- [Objective]:
Below are some records. Pull every line that contains the word "fits".

- [Data for the task]:
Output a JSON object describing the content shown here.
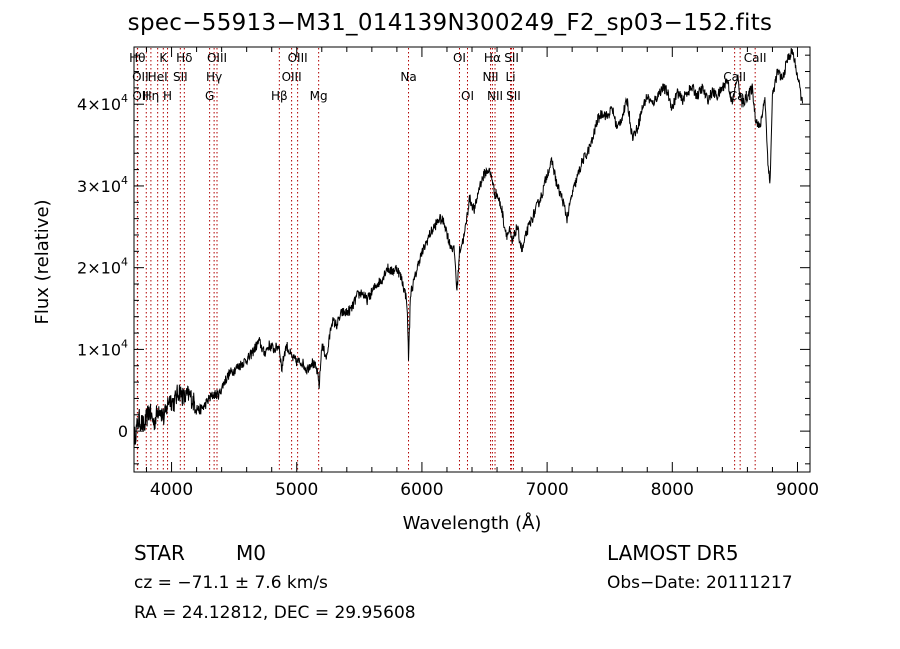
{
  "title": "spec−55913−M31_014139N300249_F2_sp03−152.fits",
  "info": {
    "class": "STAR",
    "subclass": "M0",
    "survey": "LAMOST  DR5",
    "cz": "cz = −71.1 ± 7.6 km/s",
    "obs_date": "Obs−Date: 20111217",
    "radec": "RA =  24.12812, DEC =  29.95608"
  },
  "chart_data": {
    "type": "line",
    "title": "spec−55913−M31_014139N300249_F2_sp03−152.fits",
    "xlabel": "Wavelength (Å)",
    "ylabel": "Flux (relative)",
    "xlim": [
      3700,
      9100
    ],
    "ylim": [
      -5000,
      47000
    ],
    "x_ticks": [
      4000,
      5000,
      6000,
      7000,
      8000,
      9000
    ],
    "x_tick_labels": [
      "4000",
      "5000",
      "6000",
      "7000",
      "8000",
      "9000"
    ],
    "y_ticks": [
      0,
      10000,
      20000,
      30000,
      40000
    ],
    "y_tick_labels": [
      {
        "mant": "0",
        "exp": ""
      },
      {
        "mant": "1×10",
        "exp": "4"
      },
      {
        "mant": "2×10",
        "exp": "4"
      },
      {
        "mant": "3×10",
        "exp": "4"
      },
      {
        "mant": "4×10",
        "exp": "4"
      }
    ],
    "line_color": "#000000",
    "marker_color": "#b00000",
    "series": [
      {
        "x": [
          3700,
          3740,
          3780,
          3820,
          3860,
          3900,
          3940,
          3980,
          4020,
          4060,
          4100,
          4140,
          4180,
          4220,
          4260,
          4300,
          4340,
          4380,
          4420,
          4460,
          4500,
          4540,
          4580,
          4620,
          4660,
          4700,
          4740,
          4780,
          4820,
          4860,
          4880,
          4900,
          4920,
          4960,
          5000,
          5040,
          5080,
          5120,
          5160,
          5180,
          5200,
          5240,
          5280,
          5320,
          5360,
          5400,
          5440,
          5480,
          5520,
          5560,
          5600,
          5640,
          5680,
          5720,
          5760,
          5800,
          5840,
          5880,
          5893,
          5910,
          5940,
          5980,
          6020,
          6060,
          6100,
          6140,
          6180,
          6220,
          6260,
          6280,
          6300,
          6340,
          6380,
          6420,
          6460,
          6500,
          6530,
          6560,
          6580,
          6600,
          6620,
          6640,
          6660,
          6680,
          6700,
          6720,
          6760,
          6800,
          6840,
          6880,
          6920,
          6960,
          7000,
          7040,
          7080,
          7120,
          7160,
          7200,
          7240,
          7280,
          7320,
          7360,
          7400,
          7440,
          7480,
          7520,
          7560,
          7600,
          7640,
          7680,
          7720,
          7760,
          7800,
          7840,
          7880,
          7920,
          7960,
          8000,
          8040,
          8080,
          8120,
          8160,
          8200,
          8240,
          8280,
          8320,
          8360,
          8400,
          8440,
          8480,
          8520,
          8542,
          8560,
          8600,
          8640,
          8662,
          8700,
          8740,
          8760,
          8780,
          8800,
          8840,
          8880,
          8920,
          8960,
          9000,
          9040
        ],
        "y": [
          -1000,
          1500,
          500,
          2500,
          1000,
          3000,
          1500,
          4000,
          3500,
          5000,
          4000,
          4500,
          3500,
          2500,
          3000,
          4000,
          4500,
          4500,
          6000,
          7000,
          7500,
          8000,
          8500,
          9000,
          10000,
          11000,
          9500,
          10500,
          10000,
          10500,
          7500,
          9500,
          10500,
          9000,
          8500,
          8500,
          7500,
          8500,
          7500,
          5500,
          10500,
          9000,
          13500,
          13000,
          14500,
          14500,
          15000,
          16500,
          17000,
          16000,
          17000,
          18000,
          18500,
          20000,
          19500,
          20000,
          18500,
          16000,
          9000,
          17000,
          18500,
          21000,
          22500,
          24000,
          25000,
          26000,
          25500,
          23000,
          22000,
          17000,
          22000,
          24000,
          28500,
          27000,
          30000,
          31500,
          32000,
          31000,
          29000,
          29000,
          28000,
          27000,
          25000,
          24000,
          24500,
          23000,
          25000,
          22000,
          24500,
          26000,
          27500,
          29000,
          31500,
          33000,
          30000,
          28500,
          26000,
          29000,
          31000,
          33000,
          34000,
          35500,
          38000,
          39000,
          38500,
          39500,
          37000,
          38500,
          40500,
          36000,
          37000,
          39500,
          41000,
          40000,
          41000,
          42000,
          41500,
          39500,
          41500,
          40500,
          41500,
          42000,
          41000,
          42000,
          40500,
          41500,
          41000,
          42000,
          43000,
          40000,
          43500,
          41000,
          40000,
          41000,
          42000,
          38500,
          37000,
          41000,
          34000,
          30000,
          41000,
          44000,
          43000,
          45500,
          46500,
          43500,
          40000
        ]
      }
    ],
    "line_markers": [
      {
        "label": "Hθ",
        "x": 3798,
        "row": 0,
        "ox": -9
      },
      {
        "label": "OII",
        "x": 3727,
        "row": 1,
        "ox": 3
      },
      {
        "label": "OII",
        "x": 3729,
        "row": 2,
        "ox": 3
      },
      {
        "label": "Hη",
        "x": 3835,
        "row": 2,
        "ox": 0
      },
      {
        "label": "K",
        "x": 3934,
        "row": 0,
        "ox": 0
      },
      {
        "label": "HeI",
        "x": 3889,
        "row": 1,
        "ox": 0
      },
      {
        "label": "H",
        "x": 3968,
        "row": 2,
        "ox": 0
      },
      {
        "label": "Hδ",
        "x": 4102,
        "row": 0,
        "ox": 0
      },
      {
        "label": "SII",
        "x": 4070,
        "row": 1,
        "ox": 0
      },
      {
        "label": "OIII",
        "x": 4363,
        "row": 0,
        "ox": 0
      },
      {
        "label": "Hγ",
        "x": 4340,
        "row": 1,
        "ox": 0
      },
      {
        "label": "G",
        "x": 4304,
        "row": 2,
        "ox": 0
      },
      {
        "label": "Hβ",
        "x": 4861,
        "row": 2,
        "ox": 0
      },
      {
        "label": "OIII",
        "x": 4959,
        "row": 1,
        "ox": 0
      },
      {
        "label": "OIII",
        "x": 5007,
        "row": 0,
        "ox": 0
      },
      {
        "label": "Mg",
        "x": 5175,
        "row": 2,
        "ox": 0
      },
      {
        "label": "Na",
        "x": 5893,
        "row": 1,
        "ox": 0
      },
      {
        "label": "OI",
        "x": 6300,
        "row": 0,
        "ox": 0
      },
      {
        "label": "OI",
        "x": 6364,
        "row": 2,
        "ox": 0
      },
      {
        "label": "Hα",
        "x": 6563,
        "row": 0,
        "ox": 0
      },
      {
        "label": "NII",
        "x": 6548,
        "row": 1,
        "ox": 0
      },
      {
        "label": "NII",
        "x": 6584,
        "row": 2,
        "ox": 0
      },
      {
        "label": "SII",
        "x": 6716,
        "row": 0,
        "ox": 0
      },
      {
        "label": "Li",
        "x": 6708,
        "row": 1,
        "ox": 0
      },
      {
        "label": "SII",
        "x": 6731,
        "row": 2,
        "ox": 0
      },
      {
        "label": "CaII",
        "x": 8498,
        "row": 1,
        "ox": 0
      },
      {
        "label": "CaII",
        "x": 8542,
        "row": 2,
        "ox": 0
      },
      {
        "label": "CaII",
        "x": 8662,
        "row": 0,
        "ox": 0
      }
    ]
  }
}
---
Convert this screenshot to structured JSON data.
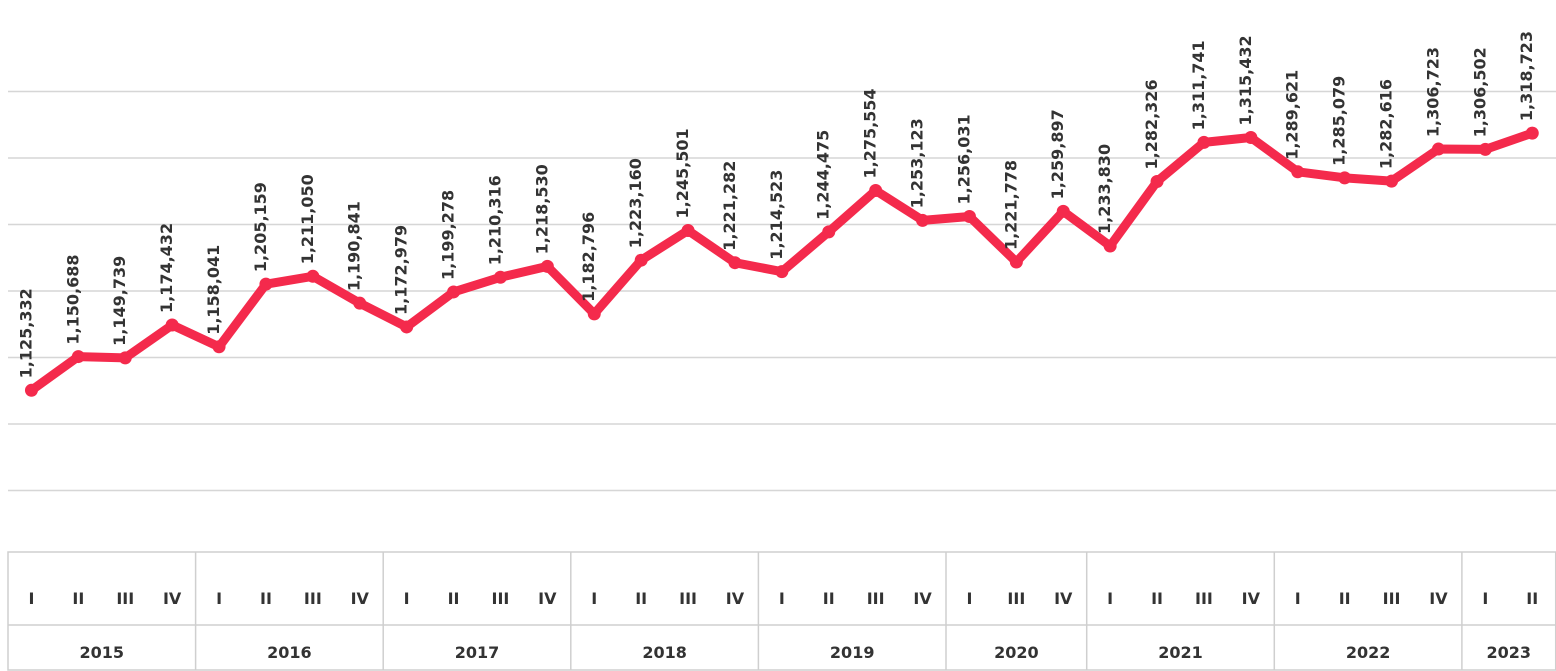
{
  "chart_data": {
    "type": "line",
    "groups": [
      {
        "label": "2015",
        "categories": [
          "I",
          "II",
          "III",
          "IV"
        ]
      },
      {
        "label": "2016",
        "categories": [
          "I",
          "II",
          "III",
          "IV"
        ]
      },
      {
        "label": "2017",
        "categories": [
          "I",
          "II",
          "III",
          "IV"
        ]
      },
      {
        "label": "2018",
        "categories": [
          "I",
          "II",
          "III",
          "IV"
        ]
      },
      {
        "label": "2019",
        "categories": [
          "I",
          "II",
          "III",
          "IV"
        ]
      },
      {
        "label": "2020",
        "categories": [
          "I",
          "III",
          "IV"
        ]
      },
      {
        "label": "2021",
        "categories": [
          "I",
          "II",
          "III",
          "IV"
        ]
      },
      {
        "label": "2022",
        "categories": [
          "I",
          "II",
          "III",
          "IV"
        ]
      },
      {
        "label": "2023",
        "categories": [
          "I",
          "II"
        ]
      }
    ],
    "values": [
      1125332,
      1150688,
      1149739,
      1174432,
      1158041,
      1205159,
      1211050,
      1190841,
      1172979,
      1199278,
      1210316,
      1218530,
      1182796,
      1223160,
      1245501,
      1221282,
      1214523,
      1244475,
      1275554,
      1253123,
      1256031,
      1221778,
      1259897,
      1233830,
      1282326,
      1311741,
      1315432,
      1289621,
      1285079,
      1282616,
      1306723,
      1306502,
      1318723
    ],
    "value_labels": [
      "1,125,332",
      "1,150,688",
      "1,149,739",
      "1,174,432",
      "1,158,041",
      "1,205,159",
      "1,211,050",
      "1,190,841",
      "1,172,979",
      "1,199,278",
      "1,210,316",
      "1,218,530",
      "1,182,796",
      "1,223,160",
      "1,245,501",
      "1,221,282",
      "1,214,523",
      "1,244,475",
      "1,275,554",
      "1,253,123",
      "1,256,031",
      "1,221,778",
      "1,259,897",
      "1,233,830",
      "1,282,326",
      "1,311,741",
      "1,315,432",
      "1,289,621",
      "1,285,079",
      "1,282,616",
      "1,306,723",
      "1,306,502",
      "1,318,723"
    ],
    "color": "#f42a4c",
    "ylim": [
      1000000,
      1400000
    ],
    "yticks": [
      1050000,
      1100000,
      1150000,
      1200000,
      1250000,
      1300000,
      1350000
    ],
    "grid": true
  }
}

- [Answer in full]:
  "title": "spec−55913−M31_014139N300249_F2_sp03−152.fits",
    "title": "spec−55913−M31_014139N300249_F2_sp03−152.fits",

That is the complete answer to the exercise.